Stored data
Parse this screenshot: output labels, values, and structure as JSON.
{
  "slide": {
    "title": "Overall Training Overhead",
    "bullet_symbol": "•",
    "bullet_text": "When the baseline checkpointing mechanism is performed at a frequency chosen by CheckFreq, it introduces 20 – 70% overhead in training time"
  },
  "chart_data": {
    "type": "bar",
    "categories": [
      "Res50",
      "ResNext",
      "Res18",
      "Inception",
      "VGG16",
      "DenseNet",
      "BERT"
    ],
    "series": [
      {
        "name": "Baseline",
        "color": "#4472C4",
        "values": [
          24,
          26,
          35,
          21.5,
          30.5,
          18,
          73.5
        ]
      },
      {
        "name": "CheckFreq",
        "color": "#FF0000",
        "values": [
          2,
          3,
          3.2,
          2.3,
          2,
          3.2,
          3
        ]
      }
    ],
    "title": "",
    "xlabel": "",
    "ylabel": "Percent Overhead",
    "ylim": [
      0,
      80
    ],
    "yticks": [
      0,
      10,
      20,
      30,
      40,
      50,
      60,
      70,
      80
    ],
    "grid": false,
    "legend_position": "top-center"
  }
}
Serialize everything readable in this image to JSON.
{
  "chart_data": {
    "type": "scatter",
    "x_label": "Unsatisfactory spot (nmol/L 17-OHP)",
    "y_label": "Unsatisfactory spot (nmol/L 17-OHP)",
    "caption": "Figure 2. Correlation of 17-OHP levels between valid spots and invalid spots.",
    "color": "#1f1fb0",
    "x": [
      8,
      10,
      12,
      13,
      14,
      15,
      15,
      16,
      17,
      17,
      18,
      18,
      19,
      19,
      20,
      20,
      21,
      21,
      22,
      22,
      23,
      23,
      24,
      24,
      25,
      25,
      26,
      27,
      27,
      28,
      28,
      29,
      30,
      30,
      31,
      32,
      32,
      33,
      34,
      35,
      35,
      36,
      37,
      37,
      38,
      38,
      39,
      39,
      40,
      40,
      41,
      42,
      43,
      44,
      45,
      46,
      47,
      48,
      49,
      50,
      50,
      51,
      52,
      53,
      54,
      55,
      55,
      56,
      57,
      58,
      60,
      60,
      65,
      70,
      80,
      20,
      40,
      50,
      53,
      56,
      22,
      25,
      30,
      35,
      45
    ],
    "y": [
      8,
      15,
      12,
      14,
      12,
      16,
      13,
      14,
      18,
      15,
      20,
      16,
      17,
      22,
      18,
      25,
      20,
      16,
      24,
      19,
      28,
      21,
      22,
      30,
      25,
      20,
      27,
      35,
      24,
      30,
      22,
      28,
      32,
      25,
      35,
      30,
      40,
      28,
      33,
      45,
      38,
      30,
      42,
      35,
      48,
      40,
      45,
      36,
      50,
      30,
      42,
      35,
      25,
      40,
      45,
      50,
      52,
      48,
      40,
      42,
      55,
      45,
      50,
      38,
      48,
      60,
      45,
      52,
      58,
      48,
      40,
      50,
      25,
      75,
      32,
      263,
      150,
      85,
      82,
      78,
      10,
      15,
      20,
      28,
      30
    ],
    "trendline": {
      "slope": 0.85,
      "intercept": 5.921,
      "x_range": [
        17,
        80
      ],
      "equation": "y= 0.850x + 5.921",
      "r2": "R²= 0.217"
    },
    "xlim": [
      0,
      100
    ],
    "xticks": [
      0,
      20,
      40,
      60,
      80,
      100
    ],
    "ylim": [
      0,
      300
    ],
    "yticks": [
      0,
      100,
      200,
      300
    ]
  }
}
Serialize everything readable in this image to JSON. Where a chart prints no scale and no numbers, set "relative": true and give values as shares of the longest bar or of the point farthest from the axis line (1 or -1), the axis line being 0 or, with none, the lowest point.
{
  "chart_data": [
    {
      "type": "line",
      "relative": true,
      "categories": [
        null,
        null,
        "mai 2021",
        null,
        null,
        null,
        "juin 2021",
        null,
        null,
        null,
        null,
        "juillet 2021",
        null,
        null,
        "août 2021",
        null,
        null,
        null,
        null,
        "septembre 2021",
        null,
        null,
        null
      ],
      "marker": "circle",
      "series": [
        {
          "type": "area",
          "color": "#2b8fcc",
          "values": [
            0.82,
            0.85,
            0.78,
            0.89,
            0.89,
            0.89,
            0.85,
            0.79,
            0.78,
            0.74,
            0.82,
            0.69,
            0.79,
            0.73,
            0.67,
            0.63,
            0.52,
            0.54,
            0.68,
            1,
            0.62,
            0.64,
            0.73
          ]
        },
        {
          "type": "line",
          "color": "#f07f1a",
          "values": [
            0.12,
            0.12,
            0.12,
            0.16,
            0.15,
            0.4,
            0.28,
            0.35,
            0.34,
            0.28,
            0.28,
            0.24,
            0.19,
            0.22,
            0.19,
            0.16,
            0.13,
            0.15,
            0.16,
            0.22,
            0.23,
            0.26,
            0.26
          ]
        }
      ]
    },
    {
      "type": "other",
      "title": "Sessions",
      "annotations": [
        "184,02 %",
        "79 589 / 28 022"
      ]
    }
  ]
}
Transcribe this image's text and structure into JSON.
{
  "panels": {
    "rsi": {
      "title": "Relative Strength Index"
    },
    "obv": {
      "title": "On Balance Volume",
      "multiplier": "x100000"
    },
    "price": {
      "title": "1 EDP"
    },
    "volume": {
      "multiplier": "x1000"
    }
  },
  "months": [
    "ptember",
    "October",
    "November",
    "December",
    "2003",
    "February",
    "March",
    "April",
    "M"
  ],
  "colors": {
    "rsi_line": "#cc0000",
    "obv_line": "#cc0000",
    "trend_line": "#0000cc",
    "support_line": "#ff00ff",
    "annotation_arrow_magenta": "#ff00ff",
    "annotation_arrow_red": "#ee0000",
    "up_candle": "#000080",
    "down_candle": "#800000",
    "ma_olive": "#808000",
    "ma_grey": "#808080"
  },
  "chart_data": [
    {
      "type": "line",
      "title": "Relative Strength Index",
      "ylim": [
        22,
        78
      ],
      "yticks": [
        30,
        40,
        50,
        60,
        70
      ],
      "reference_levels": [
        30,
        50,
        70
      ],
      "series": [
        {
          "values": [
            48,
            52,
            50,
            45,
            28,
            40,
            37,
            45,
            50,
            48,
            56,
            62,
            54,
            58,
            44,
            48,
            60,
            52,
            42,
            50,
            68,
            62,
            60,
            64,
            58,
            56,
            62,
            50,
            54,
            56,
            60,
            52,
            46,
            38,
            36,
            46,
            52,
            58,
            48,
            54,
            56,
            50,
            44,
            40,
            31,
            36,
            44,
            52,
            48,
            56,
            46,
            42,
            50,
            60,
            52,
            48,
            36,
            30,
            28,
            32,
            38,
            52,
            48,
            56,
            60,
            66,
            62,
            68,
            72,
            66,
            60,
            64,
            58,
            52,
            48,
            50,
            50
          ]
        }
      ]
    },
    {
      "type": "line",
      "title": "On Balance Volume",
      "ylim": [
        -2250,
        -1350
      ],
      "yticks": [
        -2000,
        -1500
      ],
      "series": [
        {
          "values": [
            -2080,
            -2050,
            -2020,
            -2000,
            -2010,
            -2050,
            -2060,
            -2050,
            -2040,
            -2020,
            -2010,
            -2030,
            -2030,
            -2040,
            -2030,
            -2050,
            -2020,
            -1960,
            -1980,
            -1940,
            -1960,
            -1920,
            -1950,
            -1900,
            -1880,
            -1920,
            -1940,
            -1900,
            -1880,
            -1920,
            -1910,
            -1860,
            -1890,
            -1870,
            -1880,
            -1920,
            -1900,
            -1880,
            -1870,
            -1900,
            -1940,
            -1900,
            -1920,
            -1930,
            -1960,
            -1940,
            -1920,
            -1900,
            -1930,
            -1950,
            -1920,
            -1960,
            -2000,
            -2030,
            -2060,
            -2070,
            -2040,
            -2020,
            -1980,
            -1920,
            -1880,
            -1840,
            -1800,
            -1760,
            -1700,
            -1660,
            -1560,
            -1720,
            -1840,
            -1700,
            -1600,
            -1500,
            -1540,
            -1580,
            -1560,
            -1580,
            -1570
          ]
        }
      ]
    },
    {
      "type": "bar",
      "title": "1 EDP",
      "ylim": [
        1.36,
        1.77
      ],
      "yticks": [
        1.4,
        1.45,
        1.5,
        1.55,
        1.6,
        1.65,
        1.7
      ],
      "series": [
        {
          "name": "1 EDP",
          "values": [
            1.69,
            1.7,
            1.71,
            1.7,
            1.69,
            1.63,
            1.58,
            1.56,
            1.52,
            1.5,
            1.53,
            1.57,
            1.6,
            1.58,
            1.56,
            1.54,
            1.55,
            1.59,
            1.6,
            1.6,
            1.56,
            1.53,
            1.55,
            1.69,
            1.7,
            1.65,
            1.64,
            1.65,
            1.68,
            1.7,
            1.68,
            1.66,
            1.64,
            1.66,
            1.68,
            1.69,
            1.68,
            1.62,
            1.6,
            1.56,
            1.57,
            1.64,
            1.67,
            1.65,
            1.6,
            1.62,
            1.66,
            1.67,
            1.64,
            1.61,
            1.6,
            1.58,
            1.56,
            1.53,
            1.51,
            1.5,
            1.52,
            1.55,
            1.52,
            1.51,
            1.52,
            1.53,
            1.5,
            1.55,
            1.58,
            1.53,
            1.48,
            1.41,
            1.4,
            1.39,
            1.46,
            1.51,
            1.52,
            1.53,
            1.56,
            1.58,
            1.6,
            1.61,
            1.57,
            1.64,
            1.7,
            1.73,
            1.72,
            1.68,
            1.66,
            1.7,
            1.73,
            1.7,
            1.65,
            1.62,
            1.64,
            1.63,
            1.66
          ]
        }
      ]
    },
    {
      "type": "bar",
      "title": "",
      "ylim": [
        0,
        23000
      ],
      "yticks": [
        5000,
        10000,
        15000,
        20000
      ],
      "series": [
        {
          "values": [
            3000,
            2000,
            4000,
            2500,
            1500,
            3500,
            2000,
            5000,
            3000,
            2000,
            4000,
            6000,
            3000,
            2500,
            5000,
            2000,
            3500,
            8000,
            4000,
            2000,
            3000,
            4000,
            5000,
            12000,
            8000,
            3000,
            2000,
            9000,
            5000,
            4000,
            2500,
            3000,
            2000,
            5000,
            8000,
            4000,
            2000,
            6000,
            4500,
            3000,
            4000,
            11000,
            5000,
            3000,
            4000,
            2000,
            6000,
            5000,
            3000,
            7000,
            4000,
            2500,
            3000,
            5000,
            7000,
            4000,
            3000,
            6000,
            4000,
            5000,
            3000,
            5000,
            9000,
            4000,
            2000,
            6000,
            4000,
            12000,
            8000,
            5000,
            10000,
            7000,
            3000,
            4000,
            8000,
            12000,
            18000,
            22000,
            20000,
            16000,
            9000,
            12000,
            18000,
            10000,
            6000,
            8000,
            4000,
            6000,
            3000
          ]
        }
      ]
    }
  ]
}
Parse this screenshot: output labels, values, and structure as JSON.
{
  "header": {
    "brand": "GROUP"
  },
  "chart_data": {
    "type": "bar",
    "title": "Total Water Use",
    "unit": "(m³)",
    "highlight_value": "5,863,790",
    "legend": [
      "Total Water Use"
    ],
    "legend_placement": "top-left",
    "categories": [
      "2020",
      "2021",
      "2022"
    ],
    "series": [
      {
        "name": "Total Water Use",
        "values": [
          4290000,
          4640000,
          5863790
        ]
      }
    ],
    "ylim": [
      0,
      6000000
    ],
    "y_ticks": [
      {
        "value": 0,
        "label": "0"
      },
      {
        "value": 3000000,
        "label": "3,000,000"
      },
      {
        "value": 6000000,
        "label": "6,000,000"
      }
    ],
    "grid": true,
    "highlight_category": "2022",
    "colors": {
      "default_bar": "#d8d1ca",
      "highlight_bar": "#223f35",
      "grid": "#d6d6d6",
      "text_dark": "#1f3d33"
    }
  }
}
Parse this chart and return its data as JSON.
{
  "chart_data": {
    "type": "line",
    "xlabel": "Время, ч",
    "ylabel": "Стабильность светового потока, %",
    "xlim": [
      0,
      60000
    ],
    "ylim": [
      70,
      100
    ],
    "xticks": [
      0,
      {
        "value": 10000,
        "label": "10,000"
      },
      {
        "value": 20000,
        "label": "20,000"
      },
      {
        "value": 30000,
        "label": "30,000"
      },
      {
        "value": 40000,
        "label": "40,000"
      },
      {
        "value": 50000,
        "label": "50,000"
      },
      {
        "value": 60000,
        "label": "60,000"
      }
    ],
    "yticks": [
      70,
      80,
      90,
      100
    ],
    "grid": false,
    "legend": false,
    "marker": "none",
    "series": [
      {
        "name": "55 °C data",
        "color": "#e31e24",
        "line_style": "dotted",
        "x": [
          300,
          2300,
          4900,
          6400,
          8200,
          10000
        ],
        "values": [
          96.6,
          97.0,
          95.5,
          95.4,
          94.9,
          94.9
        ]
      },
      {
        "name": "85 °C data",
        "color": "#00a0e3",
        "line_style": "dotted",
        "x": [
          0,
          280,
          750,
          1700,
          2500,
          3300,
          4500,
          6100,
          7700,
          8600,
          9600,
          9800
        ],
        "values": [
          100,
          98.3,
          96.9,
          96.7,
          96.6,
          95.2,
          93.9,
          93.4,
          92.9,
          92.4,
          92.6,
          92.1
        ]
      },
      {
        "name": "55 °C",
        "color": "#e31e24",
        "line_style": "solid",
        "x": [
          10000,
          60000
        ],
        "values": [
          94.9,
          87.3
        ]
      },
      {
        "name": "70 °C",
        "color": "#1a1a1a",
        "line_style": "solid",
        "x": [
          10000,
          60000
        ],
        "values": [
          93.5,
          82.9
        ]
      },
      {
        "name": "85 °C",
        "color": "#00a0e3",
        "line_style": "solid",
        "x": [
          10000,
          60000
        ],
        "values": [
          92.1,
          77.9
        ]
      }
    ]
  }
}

(Set problem) Gather each line that holds "Index".

(Task answer)
      "title": "Relative Strength Index"
      "title": "Relative Strength Index",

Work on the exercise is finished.